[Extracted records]
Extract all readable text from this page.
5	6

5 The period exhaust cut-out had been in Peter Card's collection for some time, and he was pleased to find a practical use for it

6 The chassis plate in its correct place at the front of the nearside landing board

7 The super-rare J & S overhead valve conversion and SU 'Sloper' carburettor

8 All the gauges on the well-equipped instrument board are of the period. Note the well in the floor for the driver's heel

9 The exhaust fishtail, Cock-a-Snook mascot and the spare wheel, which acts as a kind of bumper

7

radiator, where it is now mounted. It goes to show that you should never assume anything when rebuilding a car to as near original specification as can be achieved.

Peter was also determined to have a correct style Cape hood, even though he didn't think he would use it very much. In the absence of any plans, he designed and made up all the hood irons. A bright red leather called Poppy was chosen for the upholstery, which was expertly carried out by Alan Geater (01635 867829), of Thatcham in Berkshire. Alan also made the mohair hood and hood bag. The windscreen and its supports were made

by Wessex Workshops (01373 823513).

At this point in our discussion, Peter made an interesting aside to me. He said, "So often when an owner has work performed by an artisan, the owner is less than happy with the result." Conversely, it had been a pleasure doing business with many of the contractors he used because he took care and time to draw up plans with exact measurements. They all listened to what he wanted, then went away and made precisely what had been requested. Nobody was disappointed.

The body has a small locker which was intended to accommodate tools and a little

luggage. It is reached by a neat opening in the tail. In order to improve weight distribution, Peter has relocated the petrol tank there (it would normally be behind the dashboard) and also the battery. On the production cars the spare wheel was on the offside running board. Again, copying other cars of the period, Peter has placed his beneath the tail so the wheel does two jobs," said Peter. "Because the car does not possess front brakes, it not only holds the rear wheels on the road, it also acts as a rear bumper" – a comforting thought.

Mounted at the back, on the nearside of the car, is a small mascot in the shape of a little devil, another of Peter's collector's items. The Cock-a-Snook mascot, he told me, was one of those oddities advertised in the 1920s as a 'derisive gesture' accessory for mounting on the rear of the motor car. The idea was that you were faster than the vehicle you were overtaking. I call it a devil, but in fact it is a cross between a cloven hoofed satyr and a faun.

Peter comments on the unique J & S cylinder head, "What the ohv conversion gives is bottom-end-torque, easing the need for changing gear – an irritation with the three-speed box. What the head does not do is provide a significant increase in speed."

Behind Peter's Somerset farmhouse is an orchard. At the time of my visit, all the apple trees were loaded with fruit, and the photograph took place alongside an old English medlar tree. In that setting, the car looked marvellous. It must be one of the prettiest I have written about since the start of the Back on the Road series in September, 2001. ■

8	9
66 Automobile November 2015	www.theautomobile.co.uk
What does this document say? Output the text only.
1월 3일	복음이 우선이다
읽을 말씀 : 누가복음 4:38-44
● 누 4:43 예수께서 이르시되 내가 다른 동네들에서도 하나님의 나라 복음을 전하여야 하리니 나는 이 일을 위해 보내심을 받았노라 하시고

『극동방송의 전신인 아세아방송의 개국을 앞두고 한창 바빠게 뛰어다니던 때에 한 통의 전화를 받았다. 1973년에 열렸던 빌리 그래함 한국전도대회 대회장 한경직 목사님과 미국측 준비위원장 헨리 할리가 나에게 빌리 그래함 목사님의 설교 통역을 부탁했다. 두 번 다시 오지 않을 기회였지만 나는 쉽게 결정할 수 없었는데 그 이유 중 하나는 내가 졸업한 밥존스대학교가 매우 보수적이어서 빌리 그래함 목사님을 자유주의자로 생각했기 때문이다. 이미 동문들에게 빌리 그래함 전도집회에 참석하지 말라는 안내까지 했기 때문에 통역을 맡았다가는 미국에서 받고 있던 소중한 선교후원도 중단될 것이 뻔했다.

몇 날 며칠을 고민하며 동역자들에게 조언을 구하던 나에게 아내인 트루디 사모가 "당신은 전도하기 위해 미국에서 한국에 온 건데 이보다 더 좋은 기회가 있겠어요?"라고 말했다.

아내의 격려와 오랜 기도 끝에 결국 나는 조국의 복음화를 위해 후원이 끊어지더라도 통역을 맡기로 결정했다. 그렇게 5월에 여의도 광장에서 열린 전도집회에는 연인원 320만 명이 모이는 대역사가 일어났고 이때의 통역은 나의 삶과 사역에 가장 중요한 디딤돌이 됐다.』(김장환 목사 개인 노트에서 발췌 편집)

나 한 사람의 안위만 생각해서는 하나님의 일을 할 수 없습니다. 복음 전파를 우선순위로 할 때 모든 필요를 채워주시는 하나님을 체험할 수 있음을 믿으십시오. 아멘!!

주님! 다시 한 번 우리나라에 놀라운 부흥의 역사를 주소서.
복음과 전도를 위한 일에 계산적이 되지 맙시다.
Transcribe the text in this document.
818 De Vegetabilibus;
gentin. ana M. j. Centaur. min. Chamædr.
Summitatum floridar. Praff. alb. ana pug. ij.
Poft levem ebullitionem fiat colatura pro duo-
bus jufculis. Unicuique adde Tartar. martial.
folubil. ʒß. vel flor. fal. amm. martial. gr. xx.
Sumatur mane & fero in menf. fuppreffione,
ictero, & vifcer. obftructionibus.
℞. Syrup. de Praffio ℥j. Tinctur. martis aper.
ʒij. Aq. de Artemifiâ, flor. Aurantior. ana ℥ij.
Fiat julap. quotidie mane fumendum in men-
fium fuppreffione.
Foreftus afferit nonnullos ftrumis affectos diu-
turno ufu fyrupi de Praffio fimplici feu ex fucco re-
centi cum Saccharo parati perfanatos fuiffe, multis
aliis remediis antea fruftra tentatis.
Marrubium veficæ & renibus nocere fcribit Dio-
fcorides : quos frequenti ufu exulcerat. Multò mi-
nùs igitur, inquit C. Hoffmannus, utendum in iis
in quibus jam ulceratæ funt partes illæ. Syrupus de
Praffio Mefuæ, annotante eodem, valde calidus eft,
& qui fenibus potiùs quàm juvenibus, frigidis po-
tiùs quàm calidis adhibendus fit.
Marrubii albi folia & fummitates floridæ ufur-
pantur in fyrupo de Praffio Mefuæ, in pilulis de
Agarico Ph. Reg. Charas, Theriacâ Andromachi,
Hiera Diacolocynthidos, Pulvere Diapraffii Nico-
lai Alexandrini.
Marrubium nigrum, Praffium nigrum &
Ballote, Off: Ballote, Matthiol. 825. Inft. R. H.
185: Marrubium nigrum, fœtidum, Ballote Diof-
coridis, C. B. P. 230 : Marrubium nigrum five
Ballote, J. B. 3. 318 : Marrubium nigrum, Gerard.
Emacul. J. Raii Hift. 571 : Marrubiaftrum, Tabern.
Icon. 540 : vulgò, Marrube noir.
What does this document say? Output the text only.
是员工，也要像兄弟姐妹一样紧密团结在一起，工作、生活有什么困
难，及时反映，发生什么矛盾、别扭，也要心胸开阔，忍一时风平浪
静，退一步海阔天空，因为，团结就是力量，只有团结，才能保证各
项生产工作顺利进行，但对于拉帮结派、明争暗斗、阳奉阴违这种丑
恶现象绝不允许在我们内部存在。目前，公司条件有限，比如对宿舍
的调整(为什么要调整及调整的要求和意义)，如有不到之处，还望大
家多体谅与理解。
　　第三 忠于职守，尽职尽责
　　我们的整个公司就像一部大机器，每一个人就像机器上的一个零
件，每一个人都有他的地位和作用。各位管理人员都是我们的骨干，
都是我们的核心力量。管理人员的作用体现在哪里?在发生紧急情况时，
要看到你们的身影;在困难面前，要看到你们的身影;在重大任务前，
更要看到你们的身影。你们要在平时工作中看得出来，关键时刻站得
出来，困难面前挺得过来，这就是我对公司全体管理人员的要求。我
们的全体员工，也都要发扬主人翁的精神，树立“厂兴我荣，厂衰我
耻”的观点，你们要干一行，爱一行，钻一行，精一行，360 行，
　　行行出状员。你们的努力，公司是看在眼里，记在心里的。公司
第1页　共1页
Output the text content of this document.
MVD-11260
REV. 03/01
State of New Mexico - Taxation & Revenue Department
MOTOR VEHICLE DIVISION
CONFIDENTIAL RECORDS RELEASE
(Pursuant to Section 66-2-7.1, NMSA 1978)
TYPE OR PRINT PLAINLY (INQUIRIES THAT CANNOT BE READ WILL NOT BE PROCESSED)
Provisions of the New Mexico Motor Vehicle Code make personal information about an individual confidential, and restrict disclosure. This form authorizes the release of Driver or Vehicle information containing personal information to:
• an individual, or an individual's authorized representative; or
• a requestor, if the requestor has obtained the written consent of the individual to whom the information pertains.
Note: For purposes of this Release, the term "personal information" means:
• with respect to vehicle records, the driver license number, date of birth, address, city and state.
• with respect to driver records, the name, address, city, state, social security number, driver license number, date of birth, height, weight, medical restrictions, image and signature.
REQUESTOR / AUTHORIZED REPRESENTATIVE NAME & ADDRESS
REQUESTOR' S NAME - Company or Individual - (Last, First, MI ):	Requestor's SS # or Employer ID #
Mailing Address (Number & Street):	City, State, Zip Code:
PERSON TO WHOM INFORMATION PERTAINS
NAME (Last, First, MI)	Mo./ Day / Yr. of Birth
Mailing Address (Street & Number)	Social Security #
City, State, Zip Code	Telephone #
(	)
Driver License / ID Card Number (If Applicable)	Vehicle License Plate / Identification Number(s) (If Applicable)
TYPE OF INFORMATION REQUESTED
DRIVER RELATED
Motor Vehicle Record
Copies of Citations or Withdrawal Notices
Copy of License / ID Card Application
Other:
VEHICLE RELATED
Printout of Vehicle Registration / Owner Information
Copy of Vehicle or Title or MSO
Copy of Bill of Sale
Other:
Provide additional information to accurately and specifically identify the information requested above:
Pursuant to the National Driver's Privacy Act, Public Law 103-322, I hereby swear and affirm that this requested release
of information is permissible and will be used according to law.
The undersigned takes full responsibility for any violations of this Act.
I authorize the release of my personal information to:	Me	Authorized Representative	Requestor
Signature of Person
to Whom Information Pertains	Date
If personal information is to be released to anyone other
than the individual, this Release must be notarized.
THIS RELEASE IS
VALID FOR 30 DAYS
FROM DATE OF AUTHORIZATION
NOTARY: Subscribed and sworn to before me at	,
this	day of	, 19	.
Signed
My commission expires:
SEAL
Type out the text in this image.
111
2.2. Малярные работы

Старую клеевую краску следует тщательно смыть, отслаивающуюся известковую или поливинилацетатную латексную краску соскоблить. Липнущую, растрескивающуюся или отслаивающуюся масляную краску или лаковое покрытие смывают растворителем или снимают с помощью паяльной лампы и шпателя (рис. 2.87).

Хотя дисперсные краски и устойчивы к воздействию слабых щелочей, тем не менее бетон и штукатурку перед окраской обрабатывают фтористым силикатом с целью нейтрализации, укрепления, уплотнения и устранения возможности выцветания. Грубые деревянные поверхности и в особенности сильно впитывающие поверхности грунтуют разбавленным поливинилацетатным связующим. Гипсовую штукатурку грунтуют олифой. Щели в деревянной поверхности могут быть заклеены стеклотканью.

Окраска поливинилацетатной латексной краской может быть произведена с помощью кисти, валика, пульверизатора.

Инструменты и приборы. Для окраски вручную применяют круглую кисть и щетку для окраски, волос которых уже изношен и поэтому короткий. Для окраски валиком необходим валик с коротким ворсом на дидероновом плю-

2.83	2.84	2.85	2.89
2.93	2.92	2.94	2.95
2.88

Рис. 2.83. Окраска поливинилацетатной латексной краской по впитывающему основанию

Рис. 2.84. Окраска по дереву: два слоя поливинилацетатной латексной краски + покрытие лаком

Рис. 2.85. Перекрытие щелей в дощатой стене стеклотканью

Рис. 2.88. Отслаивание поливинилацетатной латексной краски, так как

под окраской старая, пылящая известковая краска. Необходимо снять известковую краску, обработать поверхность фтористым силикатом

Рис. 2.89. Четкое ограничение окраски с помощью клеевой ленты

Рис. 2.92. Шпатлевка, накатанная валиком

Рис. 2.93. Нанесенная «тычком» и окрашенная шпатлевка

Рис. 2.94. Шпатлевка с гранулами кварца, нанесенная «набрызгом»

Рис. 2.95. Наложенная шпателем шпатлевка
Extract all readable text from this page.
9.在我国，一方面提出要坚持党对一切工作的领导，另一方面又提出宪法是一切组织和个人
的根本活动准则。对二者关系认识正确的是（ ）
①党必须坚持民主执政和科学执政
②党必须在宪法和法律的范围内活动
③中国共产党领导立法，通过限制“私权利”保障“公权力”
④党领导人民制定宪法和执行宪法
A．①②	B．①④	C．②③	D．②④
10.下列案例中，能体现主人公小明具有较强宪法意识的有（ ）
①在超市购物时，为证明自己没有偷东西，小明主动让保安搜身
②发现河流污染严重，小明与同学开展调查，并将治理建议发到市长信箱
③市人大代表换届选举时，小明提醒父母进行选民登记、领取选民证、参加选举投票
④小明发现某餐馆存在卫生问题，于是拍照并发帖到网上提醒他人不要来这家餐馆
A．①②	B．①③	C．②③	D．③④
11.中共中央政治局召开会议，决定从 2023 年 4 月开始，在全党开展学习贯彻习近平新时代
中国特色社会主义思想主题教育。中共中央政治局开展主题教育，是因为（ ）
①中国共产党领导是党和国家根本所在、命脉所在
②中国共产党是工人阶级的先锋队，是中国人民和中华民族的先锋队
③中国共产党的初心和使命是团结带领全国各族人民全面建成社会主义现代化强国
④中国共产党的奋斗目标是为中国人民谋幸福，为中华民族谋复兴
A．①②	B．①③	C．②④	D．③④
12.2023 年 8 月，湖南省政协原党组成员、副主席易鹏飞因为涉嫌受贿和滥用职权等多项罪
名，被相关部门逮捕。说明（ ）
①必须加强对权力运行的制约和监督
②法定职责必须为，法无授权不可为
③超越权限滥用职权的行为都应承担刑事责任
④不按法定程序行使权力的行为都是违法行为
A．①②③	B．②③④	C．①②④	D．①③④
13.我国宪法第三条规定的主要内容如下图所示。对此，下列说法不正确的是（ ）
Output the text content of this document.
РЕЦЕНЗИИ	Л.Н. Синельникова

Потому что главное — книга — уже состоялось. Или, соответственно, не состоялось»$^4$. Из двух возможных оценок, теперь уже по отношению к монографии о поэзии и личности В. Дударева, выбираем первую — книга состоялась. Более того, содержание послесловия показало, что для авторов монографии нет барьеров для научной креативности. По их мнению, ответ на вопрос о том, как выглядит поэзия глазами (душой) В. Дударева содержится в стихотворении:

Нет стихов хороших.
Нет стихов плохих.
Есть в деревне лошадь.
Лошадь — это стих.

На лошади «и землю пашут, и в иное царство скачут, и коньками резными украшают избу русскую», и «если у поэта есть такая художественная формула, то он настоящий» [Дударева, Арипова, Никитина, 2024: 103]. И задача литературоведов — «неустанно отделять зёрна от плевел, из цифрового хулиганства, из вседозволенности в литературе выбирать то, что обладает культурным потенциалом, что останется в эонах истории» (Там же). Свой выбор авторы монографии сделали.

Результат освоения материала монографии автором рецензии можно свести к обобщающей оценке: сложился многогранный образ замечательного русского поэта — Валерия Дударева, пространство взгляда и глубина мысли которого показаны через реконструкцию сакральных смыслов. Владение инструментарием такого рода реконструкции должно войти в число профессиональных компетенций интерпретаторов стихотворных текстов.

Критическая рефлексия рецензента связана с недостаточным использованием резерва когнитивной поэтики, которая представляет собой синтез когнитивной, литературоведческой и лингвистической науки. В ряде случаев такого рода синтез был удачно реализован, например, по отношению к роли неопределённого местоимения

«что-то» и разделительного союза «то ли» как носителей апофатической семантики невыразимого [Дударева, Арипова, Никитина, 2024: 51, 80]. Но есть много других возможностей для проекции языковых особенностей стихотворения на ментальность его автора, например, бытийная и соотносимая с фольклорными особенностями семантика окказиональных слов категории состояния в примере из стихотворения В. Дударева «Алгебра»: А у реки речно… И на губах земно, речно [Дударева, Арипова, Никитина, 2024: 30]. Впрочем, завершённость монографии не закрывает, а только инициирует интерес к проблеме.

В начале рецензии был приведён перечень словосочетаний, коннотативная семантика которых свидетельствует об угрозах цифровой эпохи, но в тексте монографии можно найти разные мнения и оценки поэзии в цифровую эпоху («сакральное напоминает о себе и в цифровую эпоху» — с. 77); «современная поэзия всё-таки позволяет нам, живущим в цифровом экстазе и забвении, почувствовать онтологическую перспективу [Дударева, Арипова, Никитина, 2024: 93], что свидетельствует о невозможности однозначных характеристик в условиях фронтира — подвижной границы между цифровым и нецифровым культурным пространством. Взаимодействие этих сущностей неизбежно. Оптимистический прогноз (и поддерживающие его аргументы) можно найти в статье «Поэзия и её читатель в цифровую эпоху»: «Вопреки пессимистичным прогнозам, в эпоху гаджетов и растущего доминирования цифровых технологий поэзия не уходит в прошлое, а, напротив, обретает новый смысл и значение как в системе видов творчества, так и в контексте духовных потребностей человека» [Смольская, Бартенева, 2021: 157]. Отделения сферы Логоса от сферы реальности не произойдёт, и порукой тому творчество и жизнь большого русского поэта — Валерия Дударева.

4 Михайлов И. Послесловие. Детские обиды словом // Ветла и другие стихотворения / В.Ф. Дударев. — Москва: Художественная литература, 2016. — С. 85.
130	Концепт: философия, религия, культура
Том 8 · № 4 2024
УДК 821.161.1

* _TASK TO CARRY OUT_: Give back only a number, the number of lines where the string "Card" occurs.

* _SOLVED PROBLEM_: 3